**** Passage

So nothing was solved after those two results, and Boston, which had spent much of the final three weeks on the verge of elimination, suddenly had more than just a faint pulse as Minnesota traveled to New York May 4 in the need of just one point to clinch the postseason.

The force was not with Minnesota that day, however, as New York got a pair of goals from Jaime Bourbonnais, a goal and two assists from Shelton and a pair of helpers from Jessie Eldridge in a 5-2 win that dealt Minnesota’s playoff hopes what appeared to be a devastating blow. Lindsey Post made 30 saves in her PWHL debut to earn the win and garner first-star recognition. Shelton and Bourbonnais were tabbed as the second and third stars.

That result meant Boston and Ottawa both could leapfrog Minnesota to snatch the final playoff berths. Boston took care of business and secured its playoff spot May 4, scoring the first-three goals before allowing Montréal to tie the game with a furious third-period comeback and ultimately winning in dramatic fashion on Kaleigh Fratkin’s second goal of the season with just 1:20 left in regulation.

Aerin Frankel made 28 saves in the dramatic 4-3 victory, while Fratkin, Hilary Knight (1G, 1A) and Marie-Philip Poulin (1G) were named the game’s three stars.

So, it would all come down to the final game of the first PWHL season May 5 to determine whether Ottawa or Minnesota would finish as the fourth seed and live to play another day. Daryl Watts netted her 10th goal of the year 6:26 into the second period to secure a 2-2 deadlock for Ottawa entering the final frame. Spooner opened the scoring with her 19th of the year 1:05 into the game, with Ottawa’s Gabbie Hughes and Toronto’s Sarah Nurse also scoring in the first period.

Watts’s tally ensured that the regular season would enter its final 20 minutes of play with the last playoff berth still up for grabs. ‘Twas not to be for Ottawa, however as Spooner cracked the 20-goal plateau with 5;33 left before Victoria Bach and Samantha Cogan sealed the deal with a pair of empty-net goals.

Kristen Campbell stopped 36 shots to earn second-star accolades and pick up the victory in goal. Spooner was the first star and Ottawa’s Brianne Jenner (1A) got the third star.


Down the Stretch They Come

Somewhat lost in the mayhem brought on by the first week of May was the impressive run Boston made to close out the season and steal a playoff berth as well as the strong play of New York down the stretch and a nearly disastrous collapse by Minnesota.

Boston remained outside of the league’s top four until its victory against Montréal on the final weekend of the season. That win allowed Boston to finish third with 35 points on eight regulation wins, four overtime wins, three overtime losses and nine regulation losses.

********
**** Extracted entries

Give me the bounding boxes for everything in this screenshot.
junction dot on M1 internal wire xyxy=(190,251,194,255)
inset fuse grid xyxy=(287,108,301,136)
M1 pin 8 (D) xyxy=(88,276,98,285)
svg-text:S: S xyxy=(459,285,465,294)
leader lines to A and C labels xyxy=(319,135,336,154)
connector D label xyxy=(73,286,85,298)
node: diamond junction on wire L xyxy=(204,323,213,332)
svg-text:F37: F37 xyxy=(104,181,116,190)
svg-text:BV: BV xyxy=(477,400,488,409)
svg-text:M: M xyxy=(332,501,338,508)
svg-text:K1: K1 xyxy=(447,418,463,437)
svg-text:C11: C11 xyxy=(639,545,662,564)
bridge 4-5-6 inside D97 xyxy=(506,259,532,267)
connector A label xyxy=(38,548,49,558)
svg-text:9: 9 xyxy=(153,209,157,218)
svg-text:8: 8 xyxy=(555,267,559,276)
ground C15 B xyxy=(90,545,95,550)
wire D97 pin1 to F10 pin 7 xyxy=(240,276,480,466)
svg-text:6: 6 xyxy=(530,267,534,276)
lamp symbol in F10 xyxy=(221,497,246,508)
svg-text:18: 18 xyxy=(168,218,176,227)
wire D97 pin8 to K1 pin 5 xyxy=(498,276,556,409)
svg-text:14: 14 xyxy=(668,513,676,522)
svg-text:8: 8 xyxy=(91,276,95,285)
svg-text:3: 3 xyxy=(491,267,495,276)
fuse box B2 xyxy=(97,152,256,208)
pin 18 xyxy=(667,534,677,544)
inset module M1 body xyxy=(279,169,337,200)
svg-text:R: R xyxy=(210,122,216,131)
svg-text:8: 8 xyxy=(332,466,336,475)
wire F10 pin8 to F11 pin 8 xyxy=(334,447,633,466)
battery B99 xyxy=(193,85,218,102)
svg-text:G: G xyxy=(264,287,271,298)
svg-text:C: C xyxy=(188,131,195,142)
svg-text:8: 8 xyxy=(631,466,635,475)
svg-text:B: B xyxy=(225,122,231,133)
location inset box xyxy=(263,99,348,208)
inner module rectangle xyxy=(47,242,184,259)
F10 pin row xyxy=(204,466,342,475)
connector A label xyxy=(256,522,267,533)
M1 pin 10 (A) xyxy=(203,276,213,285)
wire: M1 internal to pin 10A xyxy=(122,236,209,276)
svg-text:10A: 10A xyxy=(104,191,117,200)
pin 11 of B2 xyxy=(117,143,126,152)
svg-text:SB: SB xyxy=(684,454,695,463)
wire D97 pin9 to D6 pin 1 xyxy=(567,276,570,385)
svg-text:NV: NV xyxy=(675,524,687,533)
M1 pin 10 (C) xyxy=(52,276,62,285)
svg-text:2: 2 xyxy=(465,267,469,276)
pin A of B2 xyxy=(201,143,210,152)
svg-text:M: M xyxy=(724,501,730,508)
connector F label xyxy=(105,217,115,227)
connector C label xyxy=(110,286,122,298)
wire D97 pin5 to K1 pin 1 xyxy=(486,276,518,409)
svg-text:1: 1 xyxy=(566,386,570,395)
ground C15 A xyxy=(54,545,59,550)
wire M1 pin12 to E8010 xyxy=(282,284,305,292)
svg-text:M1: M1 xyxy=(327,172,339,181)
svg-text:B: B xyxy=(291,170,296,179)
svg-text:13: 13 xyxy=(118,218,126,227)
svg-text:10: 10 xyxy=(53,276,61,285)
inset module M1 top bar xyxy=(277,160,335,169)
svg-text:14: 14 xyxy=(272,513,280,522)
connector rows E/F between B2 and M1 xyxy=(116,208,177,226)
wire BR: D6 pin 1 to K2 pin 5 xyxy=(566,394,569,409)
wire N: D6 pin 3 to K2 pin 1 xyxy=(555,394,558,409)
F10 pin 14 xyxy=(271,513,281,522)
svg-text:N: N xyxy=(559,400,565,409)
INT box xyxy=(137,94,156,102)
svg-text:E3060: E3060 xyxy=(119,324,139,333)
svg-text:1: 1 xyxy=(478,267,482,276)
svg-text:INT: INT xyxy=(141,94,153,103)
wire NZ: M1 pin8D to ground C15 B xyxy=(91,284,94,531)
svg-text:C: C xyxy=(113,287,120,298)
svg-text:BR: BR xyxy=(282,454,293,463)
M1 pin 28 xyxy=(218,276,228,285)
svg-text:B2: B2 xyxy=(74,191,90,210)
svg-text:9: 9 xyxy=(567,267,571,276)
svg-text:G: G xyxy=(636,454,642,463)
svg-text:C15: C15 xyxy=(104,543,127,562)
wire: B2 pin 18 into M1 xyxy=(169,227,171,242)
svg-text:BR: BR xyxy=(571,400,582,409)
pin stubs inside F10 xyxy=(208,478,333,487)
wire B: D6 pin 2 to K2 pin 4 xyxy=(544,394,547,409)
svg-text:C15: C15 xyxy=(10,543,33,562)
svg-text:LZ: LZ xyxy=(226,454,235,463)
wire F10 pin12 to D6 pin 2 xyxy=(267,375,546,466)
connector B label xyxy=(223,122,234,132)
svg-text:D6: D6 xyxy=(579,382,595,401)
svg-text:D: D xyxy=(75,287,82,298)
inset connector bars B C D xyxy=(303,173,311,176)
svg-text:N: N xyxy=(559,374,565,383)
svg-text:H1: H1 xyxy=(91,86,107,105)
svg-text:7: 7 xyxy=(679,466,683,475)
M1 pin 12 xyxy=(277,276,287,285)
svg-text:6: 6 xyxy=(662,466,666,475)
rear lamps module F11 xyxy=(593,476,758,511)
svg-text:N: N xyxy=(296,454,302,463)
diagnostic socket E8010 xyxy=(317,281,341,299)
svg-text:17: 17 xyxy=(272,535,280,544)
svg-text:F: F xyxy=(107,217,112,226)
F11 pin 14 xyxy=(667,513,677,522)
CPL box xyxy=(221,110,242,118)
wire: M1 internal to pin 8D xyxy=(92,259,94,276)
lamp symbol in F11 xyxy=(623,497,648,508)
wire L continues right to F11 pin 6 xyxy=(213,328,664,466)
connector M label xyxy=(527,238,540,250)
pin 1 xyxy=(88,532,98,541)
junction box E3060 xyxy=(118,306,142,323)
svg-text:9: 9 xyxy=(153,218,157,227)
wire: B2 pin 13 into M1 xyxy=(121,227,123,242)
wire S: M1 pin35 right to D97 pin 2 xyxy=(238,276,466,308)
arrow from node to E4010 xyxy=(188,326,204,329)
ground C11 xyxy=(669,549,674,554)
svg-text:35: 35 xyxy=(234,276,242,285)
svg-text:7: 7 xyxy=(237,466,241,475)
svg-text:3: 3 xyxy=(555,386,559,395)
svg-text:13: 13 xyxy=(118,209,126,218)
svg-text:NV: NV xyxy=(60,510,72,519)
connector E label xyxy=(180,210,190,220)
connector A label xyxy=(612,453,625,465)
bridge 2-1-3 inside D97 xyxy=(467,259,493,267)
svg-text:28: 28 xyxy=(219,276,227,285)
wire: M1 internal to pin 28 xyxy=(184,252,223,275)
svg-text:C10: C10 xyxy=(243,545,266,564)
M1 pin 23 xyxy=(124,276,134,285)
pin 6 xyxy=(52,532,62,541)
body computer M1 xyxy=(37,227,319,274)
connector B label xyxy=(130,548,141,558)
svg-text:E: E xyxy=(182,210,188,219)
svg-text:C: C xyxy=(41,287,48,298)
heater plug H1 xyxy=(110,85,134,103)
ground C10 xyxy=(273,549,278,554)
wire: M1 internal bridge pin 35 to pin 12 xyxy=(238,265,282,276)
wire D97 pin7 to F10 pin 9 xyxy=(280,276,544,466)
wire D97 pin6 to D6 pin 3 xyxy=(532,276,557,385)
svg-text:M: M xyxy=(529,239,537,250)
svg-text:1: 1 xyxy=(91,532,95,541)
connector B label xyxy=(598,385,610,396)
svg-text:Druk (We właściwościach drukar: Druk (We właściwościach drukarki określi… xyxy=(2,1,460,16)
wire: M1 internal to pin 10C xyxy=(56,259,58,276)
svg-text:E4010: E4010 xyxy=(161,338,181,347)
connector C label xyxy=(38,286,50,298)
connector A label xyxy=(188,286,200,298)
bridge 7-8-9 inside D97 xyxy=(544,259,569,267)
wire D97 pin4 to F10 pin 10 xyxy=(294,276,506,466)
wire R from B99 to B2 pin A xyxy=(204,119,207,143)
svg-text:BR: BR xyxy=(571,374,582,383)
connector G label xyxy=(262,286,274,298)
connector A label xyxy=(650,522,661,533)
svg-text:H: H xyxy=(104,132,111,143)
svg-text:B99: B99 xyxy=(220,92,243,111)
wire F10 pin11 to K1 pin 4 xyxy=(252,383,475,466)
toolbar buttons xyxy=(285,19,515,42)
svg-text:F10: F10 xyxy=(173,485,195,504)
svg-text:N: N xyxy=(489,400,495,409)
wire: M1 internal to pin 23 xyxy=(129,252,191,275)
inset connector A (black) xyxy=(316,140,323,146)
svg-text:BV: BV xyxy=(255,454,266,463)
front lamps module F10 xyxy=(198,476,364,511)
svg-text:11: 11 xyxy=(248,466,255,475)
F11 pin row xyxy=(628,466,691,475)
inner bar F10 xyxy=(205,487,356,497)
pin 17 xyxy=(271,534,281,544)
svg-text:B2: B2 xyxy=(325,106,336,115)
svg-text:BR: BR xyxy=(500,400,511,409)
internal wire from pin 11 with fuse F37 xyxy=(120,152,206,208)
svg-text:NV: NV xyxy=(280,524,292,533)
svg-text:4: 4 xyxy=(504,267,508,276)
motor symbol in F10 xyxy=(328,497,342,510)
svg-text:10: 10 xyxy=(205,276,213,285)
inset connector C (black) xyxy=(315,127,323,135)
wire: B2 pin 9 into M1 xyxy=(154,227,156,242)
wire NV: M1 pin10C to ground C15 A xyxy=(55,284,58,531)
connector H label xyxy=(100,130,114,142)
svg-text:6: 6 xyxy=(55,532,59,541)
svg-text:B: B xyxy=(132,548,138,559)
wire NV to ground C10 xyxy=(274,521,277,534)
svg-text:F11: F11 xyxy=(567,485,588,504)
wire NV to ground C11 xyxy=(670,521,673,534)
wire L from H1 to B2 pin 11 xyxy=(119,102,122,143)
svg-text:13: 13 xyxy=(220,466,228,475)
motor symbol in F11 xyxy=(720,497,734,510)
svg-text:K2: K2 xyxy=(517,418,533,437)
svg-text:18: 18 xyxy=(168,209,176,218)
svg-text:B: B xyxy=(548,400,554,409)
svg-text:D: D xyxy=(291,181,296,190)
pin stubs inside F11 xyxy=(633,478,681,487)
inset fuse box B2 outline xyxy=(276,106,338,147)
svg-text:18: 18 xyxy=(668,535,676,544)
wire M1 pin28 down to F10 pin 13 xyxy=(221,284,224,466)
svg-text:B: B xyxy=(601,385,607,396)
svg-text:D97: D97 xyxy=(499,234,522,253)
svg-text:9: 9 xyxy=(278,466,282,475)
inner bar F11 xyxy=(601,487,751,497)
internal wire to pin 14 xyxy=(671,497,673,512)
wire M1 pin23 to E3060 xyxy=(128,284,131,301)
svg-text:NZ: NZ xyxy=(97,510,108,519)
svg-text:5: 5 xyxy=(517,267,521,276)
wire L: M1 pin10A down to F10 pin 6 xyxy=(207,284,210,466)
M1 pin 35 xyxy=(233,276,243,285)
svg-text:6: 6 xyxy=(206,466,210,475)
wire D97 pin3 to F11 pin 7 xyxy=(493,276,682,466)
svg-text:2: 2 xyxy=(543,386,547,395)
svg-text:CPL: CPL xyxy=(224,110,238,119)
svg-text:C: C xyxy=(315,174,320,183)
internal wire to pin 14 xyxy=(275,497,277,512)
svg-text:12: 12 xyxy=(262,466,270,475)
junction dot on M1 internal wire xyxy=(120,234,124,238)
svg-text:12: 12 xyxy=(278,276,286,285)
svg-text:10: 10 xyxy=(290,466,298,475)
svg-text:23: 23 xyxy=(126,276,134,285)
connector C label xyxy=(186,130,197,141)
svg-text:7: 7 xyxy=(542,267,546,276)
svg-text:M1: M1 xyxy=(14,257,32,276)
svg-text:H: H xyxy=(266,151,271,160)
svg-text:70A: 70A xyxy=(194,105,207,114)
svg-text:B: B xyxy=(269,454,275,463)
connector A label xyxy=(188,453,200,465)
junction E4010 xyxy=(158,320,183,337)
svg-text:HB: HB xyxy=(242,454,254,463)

********

• _Tasks to complete_
- 1) In the hockey passage, who scored the late goal that won Boston's game against Montréal?
- 2) Print everything in the hockey passage from "The force was" down to "left in regulation.".

• _Results for the exercise_
- 1) Kaleigh Fratkin, with 1:20 left in regulation.

- 2)
The force was not with Minnesota that day, however, as New York got a pair of goals from Jaime Bourbonnais, a goal and two assists from Shelton and a pair of helpers from Jessie Eldridge in a 5-2 win that dealt Minnesota’s playoff hopes what appeared to be a devastating blow. Lindsey Post made 30 saves in her PWHL debut to earn the win and garner first-star recognition. Shelton and Bourbonnais were tabbed as the second and third stars.

That result meant Boston and Ottawa both could leapfrog Minnesota to snatch the final playoff berths. Boston took care of business and secured its playoff spot May 4, scoring the first-three goals before allowing Montréal to tie the game with a furious third-period comeback and ultimately winning in dramatic fashion on Kaleigh Fratkin’s second goal of the season with just 1:20 left in regulation.